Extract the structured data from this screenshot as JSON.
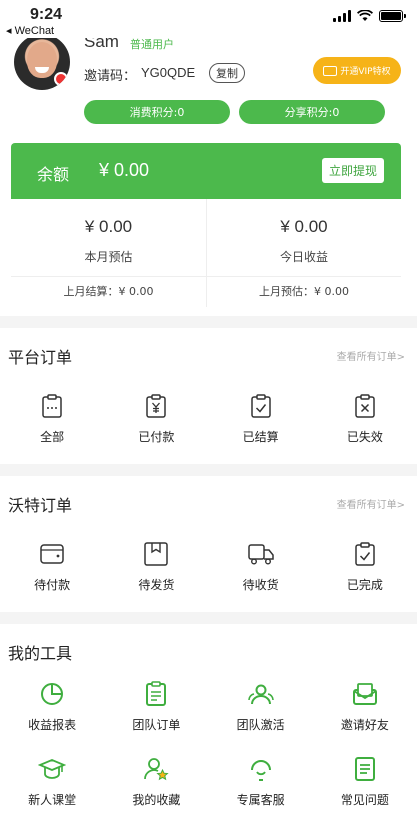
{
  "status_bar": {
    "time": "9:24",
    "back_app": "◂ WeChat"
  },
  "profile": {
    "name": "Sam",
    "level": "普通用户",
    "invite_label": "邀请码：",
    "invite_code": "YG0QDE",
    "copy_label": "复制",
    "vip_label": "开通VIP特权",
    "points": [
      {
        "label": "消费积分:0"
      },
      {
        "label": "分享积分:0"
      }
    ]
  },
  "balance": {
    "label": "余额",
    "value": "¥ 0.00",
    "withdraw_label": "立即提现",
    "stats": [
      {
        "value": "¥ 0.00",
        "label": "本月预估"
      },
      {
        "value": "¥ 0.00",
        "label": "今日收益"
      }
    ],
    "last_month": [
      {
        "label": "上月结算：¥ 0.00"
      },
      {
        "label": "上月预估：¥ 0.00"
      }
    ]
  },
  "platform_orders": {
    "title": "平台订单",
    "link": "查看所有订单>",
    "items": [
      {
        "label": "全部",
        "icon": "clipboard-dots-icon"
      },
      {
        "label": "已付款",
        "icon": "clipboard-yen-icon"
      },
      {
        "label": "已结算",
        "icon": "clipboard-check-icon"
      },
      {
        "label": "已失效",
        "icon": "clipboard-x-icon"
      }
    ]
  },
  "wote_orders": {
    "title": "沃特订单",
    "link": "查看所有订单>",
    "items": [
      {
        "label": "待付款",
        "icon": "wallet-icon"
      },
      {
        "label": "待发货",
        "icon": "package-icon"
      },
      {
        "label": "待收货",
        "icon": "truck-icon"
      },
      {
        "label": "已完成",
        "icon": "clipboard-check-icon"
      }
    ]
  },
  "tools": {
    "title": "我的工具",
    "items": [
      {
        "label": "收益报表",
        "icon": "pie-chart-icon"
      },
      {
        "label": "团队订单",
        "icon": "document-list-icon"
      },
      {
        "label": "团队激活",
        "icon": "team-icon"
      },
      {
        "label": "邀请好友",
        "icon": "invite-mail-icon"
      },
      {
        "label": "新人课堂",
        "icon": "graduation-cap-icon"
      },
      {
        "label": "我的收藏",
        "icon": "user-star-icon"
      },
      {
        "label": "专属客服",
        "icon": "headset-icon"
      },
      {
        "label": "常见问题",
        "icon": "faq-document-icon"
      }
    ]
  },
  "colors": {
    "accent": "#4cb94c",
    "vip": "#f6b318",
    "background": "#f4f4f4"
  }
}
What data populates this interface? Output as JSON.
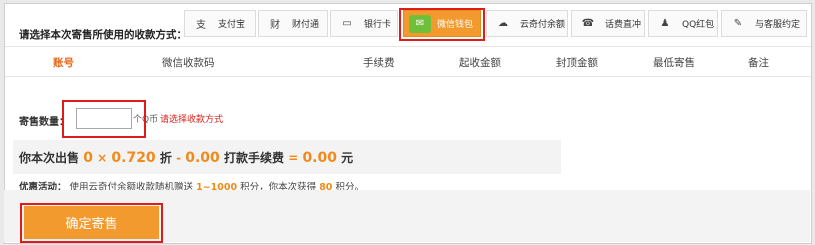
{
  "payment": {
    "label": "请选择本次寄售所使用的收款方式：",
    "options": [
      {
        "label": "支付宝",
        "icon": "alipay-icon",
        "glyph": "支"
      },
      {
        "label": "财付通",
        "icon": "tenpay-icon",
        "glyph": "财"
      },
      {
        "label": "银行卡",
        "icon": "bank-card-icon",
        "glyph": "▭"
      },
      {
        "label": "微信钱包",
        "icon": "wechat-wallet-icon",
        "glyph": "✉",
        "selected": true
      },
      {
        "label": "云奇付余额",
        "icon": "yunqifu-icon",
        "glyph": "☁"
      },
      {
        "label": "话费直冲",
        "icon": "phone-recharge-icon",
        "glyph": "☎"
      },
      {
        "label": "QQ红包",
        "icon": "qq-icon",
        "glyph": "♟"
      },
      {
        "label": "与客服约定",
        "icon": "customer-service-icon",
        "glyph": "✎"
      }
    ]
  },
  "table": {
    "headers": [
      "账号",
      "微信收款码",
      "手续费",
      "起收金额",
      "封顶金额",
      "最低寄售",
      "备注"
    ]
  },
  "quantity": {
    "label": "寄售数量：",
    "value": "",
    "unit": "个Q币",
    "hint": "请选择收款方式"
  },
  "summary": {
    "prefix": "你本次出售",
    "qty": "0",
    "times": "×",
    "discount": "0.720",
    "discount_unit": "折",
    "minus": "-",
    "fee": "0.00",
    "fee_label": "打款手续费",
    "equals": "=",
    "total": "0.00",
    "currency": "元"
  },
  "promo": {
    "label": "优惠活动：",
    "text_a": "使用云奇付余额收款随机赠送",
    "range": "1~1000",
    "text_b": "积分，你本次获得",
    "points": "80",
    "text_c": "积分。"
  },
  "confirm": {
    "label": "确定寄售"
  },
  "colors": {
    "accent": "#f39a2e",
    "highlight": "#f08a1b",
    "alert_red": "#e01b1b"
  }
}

*Written problem*
Look over the listing. Pull out every line with the string "clipboard" in it.

*Answer to this exercise*
        "icon": "clipboard-dots-icon"
        "icon": "clipboard-yen-icon"
        "icon": "clipboard-check-icon"
        "icon": "clipboard-x-icon"
        "icon": "clipboard-check-icon"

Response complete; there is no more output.